■ Exercise prompt: Rewrite the material below, changing every "x-tick-label" to "x-axis-tick" and leaving everything else as it is.

▬▬▬

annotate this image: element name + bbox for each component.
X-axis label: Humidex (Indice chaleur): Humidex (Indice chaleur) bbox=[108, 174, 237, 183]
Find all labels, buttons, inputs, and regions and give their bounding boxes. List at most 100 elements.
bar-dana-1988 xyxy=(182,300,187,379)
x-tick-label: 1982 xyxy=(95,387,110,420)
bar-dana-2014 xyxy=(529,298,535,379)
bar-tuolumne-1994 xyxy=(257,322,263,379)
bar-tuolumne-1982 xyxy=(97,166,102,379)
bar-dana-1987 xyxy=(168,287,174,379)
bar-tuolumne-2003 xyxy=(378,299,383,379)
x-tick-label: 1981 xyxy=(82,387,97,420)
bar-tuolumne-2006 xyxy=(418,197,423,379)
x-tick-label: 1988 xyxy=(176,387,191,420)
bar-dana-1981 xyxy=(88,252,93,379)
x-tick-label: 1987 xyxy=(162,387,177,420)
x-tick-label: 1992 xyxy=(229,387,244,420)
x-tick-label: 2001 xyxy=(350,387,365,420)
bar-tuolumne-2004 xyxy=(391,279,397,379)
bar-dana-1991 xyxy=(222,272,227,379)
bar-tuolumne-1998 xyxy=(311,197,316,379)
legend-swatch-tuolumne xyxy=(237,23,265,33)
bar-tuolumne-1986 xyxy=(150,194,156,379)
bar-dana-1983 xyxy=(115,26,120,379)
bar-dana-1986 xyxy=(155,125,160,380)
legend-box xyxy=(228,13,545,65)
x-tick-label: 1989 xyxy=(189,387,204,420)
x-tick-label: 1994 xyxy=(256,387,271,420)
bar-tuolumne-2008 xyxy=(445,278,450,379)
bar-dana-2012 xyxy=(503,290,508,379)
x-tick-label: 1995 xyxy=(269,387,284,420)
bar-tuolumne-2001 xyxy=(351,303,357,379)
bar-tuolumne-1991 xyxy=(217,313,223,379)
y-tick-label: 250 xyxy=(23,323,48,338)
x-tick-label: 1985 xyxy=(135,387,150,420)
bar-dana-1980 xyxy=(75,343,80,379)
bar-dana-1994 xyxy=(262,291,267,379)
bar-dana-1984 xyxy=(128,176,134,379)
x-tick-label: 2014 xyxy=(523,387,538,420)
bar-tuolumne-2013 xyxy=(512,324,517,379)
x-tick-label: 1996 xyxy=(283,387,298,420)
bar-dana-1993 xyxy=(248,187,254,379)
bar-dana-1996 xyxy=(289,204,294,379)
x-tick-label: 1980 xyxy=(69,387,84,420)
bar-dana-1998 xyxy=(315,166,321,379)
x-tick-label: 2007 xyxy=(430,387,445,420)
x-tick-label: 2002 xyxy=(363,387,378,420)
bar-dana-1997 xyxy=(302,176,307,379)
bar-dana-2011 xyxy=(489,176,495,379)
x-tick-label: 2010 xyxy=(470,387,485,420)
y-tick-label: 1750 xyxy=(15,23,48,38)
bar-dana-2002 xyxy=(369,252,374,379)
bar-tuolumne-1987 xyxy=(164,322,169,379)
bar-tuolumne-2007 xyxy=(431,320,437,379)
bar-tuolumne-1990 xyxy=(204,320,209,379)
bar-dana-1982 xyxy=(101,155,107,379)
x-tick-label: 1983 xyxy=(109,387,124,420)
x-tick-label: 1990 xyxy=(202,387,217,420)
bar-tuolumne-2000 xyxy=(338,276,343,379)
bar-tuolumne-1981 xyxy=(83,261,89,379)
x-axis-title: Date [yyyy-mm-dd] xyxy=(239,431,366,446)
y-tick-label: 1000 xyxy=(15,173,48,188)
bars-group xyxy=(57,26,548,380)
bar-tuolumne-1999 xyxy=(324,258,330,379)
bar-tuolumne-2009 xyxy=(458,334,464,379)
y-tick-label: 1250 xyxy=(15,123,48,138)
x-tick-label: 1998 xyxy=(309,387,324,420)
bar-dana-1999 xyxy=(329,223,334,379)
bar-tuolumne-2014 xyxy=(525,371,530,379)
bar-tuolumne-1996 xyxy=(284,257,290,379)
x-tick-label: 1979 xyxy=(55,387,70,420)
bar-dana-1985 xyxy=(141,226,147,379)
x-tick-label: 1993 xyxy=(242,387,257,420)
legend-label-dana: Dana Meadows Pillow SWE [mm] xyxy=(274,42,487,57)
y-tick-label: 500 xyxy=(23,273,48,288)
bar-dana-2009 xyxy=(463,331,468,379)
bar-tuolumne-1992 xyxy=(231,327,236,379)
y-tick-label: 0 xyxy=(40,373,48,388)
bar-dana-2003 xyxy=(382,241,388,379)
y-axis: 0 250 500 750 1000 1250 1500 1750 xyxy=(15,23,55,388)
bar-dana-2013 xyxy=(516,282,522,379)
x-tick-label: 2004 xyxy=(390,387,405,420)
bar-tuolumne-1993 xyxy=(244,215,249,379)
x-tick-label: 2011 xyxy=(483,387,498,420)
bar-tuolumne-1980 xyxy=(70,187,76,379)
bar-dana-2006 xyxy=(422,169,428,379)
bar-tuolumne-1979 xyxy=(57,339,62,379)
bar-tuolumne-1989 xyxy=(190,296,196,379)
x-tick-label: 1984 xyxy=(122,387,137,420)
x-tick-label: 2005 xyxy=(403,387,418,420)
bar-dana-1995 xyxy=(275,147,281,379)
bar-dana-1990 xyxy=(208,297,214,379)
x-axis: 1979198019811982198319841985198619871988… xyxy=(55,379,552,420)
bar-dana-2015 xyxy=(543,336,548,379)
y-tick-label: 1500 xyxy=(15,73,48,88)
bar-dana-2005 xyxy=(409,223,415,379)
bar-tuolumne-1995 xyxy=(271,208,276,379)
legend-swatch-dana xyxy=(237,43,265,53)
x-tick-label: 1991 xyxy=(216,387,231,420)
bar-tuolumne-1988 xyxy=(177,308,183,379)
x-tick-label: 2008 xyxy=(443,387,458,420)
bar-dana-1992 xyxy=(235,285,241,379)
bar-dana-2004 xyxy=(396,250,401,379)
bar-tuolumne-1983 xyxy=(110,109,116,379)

▬▬▬

■ Task solution:
annotate this image: element name + bbox for each component.
X-axis label: Humidex (Indice chaleur): Humidex (Indice chaleur) bbox=[108, 174, 237, 183]
Find all labels, buttons, inputs, and regions and give their bounding boxes. List at most 100 elements.
bar-dana-1988 xyxy=(182,300,187,379)
x-axis-tick: 1982 xyxy=(95,387,110,420)
bar-dana-2014 xyxy=(529,298,535,379)
bar-tuolumne-1994 xyxy=(257,322,263,379)
bar-tuolumne-1982 xyxy=(97,166,102,379)
bar-dana-1987 xyxy=(168,287,174,379)
bar-tuolumne-2003 xyxy=(378,299,383,379)
x-axis-tick: 1981 xyxy=(82,387,97,420)
bar-tuolumne-2006 xyxy=(418,197,423,379)
x-axis-tick: 1988 xyxy=(176,387,191,420)
bar-dana-1981 xyxy=(88,252,93,379)
x-axis-tick: 1987 xyxy=(162,387,177,420)
x-axis-tick: 1992 xyxy=(229,387,244,420)
x-axis-tick: 2001 xyxy=(350,387,365,420)
bar-tuolumne-2004 xyxy=(391,279,397,379)
bar-dana-1991 xyxy=(222,272,227,379)
bar-tuolumne-1998 xyxy=(311,197,316,379)
legend-swatch-tuolumne xyxy=(237,23,265,33)
bar-tuolumne-1986 xyxy=(150,194,156,379)
bar-dana-1983 xyxy=(115,26,120,379)
bar-dana-1986 xyxy=(155,125,160,380)
legend-box xyxy=(228,13,545,65)
x-axis-tick: 1989 xyxy=(189,387,204,420)
x-axis-tick: 1994 xyxy=(256,387,271,420)
bar-tuolumne-2008 xyxy=(445,278,450,379)
bar-dana-2012 xyxy=(503,290,508,379)
x-axis-tick: 1995 xyxy=(269,387,284,420)
bar-tuolumne-2001 xyxy=(351,303,357,379)
bar-tuolumne-1991 xyxy=(217,313,223,379)
y-tick-label: 250 xyxy=(23,323,48,338)
x-axis-tick: 1985 xyxy=(135,387,150,420)
bar-dana-1980 xyxy=(75,343,80,379)
bar-dana-1994 xyxy=(262,291,267,379)
bar-dana-1984 xyxy=(128,176,134,379)
x-axis-tick: 2014 xyxy=(523,387,538,420)
bar-tuolumne-2013 xyxy=(512,324,517,379)
x-axis-tick: 1996 xyxy=(283,387,298,420)
bar-dana-1993 xyxy=(248,187,254,379)
bar-dana-1996 xyxy=(289,204,294,379)
x-axis-tick: 1980 xyxy=(69,387,84,420)
bar-dana-1998 xyxy=(315,166,321,379)
x-axis-tick: 2007 xyxy=(430,387,445,420)
x-axis-tick: 2002 xyxy=(363,387,378,420)
bar-dana-1997 xyxy=(302,176,307,379)
bar-dana-2011 xyxy=(489,176,495,379)
x-axis-tick: 2010 xyxy=(470,387,485,420)
y-tick-label: 1750 xyxy=(15,23,48,38)
bar-dana-2002 xyxy=(369,252,374,379)
bar-tuolumne-1987 xyxy=(164,322,169,379)
bar-tuolumne-2007 xyxy=(431,320,437,379)
bar-tuolumne-1990 xyxy=(204,320,209,379)
bar-dana-1982 xyxy=(101,155,107,379)
x-axis-tick: 1983 xyxy=(109,387,124,420)
x-axis-tick: 1990 xyxy=(202,387,217,420)
bar-tuolumne-2000 xyxy=(338,276,343,379)
bar-tuolumne-1981 xyxy=(83,261,89,379)
x-axis-title: Date [yyyy-mm-dd] xyxy=(239,431,366,446)
y-tick-label: 1000 xyxy=(15,173,48,188)
bars-group xyxy=(57,26,548,380)
bar-tuolumne-1999 xyxy=(324,258,330,379)
bar-tuolumne-2009 xyxy=(458,334,464,379)
y-tick-label: 1250 xyxy=(15,123,48,138)
x-axis-tick: 1998 xyxy=(309,387,324,420)
bar-dana-1999 xyxy=(329,223,334,379)
bar-tuolumne-2014 xyxy=(525,371,530,379)
bar-tuolumne-1996 xyxy=(284,257,290,379)
x-axis-tick: 1979 xyxy=(55,387,70,420)
bar-dana-1985 xyxy=(141,226,147,379)
x-axis-tick: 1993 xyxy=(242,387,257,420)
legend-label-dana: Dana Meadows Pillow SWE [mm] xyxy=(274,42,487,57)
y-tick-label: 500 xyxy=(23,273,48,288)
bar-dana-2009 xyxy=(463,331,468,379)
bar-tuolumne-1992 xyxy=(231,327,236,379)
y-tick-label: 0 xyxy=(40,373,48,388)
bar-dana-2003 xyxy=(382,241,388,379)
y-axis: 0 250 500 750 1000 1250 1500 1750 xyxy=(15,23,55,388)
bar-dana-2013 xyxy=(516,282,522,379)
x-axis-tick: 2004 xyxy=(390,387,405,420)
bar-tuolumne-1993 xyxy=(244,215,249,379)
x-axis-tick: 2011 xyxy=(483,387,498,420)
bar-tuolumne-1980 xyxy=(70,187,76,379)
bar-dana-2006 xyxy=(422,169,428,379)
bar-tuolumne-1979 xyxy=(57,339,62,379)
bar-tuolumne-1989 xyxy=(190,296,196,379)
x-axis-tick: 1984 xyxy=(122,387,137,420)
x-axis-tick: 2005 xyxy=(403,387,418,420)
bar-dana-1995 xyxy=(275,147,281,379)
bar-dana-1990 xyxy=(208,297,214,379)
x-axis: 1979198019811982198319841985198619871988… xyxy=(55,379,552,420)
bar-dana-2015 xyxy=(543,336,548,379)
y-tick-label: 1500 xyxy=(15,73,48,88)
bar-dana-2005 xyxy=(409,223,415,379)
bar-tuolumne-1995 xyxy=(271,208,276,379)
legend-swatch-dana xyxy=(237,43,265,53)
x-axis-tick: 1991 xyxy=(216,387,231,420)
bar-tuolumne-1988 xyxy=(177,308,183,379)
x-axis-tick: 2008 xyxy=(443,387,458,420)
bar-dana-1992 xyxy=(235,285,241,379)
bar-dana-2004 xyxy=(396,250,401,379)
bar-tuolumne-1983 xyxy=(110,109,116,379)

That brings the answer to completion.